The Dog Next DoorPosted: 2021/04/28
Robertson, Keith. The Dog Next Door. New York: Viking Press, 1950.
Reason read: April is National Dog Month. For the Portland Public Library Reading Challenge I needed a book with an animals in the title.
Thirteen year old Hal has wanted a dog all of his life. His neighbors, Mr. and Mrs. Perkins, have never wanted a dog in their lives. Ever. Unfortunately, Mrs. Aylesworth, boxer breeder and sister to Mrs. Perkins, unceremoniously sends the Perkins a beautiful dog named Beau as a gift. So begins a dilemma with a seemingly easy fix: the Perkins should give Hal the dog. Right? Only, Hal’s parents think a dog would be too much responsibility for Hal and the Perkins, knowing Beau is a pure bred, think he could be sold for a lot of money (once they get over the guilt of selling a gift). Stalemate. As a consolation prize, Hal’s parents tell him he can build a treehouse in the back yard complete with a telescope. With the help of elderly boat builder and friend, Mr. Seward, Hal not only builds a shipshape treehouse, he develops a keen sense of responsibility. He watches helplessly as Beau, the new canine about town, is blamed for dog fights and attacks on community members. Beau is getting the reputation of being a vicious dog. Hal needs to set the record straight, but how?
The Dog Next Door was beautifully yet sparsely illustrated by Morgan Dennis. I wish there had been more illustrations.
Author fact: Robertson has written other books, but The Dog Next Door is the only one I am reading for the Book Lust Challenge.
Book trivia: This was a hard book to find. Not many libraries had it on their shelves. As an aside, my edition (published in 1950) had seen better days. It had pen marks, rips and holes.
Nancy said: Pearl mentioned The Dog Next Door when reminiscing about the books she used to read as a child. I have to admit, it was cool to hold a book old enough that my dad could have read the same copy. He would have been twelve years old and definitely interested in reading about a boy who longed for a boat and a dog of his own.
BookLust Twist: from Book Lust in the chapter called “Great Dogs in Fiction” (p 104). Both Keith and the title of his book were left out of the index.

+ + + + +

▶ [Task directions] Copy the stretch of the book review from "Nancy said: Pearl" through "of the index.", switching "boat" to "bicycle".

+ + + + +

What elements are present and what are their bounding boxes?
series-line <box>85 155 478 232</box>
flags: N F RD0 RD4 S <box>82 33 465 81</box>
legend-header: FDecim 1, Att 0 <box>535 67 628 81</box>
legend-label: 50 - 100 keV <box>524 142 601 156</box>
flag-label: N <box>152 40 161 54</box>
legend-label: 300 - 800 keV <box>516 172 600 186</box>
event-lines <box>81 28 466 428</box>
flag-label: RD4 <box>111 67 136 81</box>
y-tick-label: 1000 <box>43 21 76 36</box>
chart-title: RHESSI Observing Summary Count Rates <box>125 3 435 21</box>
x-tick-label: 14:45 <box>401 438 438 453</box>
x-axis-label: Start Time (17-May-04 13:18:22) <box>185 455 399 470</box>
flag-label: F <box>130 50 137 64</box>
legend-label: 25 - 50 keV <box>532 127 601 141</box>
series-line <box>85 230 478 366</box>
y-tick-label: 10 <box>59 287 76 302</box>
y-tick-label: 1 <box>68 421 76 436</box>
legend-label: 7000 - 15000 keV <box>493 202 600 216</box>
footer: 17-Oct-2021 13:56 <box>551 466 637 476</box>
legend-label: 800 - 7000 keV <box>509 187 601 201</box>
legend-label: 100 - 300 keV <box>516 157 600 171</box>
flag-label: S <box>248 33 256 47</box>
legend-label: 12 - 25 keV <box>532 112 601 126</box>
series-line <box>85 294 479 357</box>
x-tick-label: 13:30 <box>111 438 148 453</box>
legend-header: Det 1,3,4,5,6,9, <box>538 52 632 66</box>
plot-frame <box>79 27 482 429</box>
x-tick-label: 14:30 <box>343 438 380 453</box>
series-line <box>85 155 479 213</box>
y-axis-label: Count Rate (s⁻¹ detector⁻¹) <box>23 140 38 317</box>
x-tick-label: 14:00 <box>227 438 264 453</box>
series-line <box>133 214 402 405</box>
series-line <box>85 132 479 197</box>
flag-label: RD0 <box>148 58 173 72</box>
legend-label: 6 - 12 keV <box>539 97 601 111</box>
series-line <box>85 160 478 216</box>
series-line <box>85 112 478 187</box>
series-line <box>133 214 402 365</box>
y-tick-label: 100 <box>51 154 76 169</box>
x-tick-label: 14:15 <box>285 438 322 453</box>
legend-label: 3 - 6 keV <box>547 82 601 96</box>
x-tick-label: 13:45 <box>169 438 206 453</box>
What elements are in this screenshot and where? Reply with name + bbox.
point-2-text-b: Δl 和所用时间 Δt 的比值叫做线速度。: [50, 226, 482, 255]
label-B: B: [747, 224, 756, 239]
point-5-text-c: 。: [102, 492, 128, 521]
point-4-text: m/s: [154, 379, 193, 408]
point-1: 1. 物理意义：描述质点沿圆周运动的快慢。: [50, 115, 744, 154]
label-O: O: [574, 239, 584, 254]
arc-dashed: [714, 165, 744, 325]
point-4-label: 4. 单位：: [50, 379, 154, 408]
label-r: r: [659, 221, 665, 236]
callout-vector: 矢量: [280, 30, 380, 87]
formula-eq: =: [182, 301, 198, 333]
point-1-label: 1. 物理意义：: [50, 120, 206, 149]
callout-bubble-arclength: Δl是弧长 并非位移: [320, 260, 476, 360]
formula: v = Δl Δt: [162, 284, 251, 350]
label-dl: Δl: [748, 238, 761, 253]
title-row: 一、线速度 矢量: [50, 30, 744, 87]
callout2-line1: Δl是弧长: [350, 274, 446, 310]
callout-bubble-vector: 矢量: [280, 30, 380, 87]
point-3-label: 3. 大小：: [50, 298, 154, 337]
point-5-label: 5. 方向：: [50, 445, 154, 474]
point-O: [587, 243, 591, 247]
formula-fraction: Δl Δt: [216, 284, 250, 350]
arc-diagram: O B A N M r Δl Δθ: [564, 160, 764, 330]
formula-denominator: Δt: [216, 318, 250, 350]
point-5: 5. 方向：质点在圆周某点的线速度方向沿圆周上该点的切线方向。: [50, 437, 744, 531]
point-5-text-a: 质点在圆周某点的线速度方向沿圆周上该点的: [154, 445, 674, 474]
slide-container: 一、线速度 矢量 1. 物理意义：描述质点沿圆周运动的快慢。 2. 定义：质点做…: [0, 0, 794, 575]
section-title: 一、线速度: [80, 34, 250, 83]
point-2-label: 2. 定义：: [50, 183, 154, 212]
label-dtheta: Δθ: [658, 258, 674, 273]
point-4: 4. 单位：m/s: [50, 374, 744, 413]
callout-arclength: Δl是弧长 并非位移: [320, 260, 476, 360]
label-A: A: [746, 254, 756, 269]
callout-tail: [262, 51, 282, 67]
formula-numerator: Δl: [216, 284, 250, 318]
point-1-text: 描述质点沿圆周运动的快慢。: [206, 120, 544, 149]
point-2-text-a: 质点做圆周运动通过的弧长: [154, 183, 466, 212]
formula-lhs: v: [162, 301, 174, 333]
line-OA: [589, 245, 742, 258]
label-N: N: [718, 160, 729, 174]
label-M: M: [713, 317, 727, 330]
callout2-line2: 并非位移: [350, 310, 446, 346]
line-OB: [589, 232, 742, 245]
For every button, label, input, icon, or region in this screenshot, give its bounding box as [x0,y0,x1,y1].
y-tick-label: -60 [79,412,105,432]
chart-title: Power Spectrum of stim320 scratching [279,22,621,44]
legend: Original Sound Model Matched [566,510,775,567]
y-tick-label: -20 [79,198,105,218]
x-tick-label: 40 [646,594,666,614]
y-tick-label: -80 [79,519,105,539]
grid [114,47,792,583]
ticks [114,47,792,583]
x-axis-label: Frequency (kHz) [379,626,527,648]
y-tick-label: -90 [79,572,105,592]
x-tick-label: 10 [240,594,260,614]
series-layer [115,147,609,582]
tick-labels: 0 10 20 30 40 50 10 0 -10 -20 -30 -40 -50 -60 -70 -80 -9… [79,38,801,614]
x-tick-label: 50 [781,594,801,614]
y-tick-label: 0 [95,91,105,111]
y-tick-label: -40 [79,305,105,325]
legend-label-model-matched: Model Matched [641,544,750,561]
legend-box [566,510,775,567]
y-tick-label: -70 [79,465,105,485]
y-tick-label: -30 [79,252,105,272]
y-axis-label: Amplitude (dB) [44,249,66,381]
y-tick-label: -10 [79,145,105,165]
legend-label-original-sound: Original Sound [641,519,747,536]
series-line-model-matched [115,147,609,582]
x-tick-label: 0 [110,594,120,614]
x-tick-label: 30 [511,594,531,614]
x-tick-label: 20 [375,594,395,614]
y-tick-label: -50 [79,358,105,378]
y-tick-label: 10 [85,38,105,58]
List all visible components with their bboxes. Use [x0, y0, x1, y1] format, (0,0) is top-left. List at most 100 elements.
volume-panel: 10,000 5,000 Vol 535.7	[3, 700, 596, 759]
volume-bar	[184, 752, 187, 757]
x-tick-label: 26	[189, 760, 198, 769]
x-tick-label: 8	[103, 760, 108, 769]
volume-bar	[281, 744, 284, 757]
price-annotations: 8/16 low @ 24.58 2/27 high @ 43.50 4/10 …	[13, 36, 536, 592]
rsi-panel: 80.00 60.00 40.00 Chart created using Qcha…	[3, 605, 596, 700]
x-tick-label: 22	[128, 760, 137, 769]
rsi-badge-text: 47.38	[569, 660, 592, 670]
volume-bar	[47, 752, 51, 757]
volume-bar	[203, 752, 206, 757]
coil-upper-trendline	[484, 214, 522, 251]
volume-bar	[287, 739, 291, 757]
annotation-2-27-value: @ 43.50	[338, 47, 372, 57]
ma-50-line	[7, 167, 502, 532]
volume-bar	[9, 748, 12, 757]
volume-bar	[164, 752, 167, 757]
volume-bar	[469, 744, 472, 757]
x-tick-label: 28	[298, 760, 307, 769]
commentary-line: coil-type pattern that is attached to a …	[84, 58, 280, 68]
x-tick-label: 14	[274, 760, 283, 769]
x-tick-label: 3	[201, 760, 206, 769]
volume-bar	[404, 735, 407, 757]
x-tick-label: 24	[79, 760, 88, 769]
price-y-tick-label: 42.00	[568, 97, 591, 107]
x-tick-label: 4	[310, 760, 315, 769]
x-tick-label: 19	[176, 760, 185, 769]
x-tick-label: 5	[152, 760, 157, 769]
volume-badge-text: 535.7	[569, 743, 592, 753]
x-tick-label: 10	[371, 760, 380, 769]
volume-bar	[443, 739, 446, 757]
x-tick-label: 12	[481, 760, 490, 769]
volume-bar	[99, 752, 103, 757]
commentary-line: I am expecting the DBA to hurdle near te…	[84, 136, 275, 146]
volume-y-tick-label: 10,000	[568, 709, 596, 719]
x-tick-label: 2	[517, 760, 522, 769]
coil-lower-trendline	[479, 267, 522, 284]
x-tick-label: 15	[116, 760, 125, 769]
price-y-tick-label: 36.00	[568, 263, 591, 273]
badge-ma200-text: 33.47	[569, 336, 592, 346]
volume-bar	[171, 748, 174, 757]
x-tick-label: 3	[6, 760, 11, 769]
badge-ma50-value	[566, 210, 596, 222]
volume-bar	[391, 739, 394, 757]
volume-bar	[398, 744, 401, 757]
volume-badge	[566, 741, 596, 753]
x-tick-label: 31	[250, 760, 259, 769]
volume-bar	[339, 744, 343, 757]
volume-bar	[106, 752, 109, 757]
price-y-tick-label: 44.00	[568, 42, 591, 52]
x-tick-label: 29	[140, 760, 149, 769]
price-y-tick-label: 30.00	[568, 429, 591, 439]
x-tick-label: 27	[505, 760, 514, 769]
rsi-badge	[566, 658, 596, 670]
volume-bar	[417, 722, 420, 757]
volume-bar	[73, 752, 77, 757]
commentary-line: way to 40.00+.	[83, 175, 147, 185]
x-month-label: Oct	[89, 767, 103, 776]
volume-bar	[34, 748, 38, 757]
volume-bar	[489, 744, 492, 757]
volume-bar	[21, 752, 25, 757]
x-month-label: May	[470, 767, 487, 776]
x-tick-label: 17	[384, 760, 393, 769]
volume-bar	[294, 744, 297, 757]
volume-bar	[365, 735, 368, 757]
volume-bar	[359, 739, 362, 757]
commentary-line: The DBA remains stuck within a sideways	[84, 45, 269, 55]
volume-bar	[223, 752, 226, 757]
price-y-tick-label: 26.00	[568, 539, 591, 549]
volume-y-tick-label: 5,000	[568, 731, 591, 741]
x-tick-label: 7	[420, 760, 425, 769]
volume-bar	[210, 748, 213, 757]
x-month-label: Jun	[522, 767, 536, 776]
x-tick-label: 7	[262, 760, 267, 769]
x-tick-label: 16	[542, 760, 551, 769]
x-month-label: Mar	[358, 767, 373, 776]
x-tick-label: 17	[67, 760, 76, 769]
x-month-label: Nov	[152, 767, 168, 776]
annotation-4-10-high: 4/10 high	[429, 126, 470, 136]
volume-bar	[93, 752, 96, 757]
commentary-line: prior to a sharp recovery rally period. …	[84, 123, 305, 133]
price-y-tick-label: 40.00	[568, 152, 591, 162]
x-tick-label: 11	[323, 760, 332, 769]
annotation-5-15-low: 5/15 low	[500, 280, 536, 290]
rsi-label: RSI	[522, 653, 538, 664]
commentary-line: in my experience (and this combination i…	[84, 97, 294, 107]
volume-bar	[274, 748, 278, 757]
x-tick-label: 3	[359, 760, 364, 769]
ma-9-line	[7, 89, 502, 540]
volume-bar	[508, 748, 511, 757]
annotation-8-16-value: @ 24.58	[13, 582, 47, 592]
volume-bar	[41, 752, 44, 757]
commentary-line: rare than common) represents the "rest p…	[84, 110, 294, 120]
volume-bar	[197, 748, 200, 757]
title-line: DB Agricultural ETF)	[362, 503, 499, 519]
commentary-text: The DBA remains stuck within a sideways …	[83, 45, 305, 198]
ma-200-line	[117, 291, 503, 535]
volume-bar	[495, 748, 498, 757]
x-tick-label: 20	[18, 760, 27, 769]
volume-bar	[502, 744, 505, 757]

+ + + + +

▶ [Response box]
Nancy said: Pearl mentioned The Dog Next Door when reminiscing about the books she used to read as a child. I have to admit, it was cool to hold a book old enough that my dad could have read the same copy. He would have been twelve years old and definitely interested in reading about a boy who longed for a bicycle and a dog of his own.
BookLust Twist: from Book Lust in the chapter called “Great Dogs in Fiction” (p 104). Both Keith and the title of his book were left out of the index.